[SHORT EXERCISE]: Show all lines from the data that include the word "meet".

[MATERIAL PROVIDED]:
__________________________________________________

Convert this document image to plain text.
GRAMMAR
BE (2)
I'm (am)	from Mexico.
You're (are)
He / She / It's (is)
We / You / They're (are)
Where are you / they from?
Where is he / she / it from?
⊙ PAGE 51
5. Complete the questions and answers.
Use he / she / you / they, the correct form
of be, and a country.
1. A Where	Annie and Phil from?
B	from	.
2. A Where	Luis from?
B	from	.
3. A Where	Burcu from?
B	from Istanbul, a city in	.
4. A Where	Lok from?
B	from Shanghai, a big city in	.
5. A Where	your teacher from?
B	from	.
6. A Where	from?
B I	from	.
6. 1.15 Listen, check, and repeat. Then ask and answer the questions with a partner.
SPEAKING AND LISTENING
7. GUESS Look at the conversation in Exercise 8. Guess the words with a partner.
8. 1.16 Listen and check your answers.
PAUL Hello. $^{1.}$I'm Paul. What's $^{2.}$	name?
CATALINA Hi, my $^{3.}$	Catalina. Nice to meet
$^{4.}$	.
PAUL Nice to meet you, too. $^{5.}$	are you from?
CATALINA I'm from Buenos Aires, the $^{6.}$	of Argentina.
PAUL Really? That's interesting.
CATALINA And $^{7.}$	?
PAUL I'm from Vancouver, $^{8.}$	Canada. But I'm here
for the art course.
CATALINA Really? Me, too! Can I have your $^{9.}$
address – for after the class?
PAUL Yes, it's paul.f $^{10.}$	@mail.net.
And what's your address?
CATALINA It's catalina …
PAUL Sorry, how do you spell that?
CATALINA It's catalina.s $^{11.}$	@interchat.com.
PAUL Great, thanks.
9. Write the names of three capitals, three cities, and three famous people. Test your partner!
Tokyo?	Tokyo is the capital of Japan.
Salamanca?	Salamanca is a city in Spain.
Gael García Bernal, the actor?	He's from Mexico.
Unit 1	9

__________________________________________________

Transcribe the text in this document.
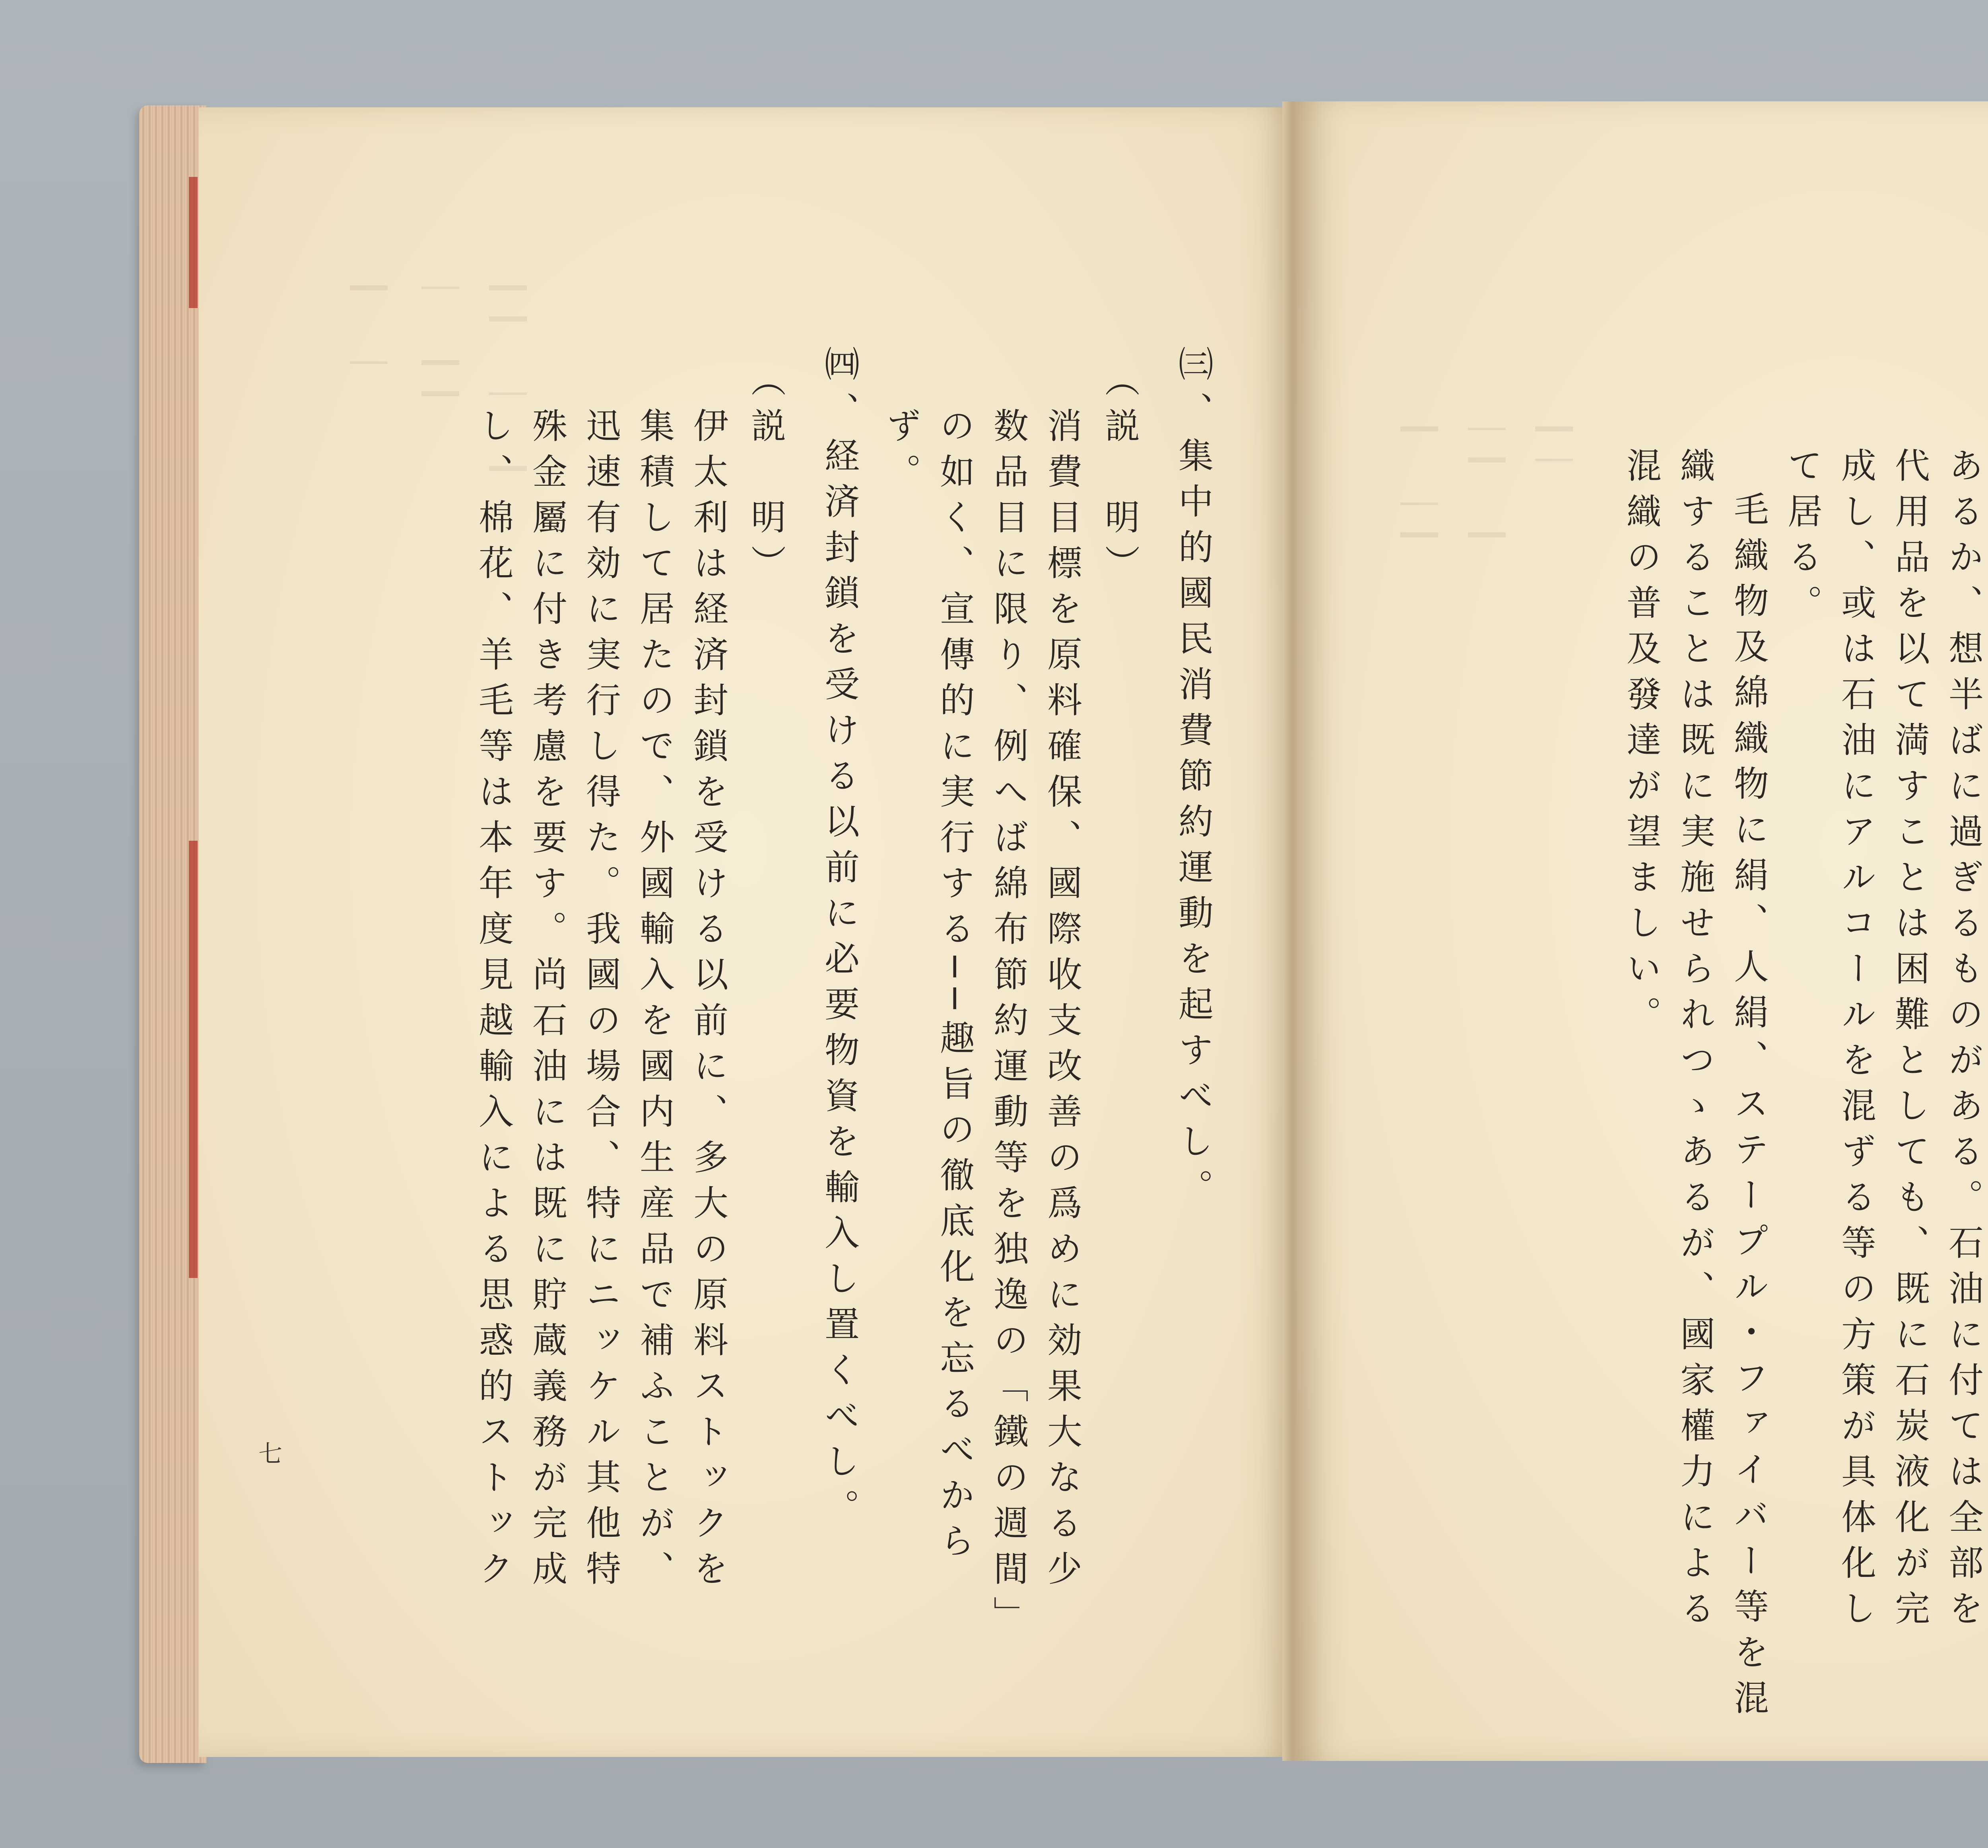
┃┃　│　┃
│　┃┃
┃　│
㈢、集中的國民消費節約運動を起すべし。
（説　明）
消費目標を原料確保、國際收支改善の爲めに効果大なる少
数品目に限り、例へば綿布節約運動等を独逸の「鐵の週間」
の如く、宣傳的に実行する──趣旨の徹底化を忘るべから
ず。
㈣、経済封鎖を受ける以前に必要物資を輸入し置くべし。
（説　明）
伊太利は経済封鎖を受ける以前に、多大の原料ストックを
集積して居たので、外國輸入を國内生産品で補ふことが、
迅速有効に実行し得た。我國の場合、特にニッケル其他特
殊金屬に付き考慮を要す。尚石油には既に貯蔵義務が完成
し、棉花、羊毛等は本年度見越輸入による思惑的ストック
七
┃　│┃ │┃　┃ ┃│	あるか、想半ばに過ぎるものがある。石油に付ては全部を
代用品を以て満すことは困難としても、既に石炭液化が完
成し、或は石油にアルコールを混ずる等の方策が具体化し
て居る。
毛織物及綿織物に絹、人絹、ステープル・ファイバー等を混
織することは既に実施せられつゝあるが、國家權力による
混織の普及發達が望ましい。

__________________________________________________

[ANSWER IN FULL]:
CATALINA Hi, my $^{3.}$	Catalina. Nice to meet
PAUL Nice to meet you, too. $^{5.}$	are you from?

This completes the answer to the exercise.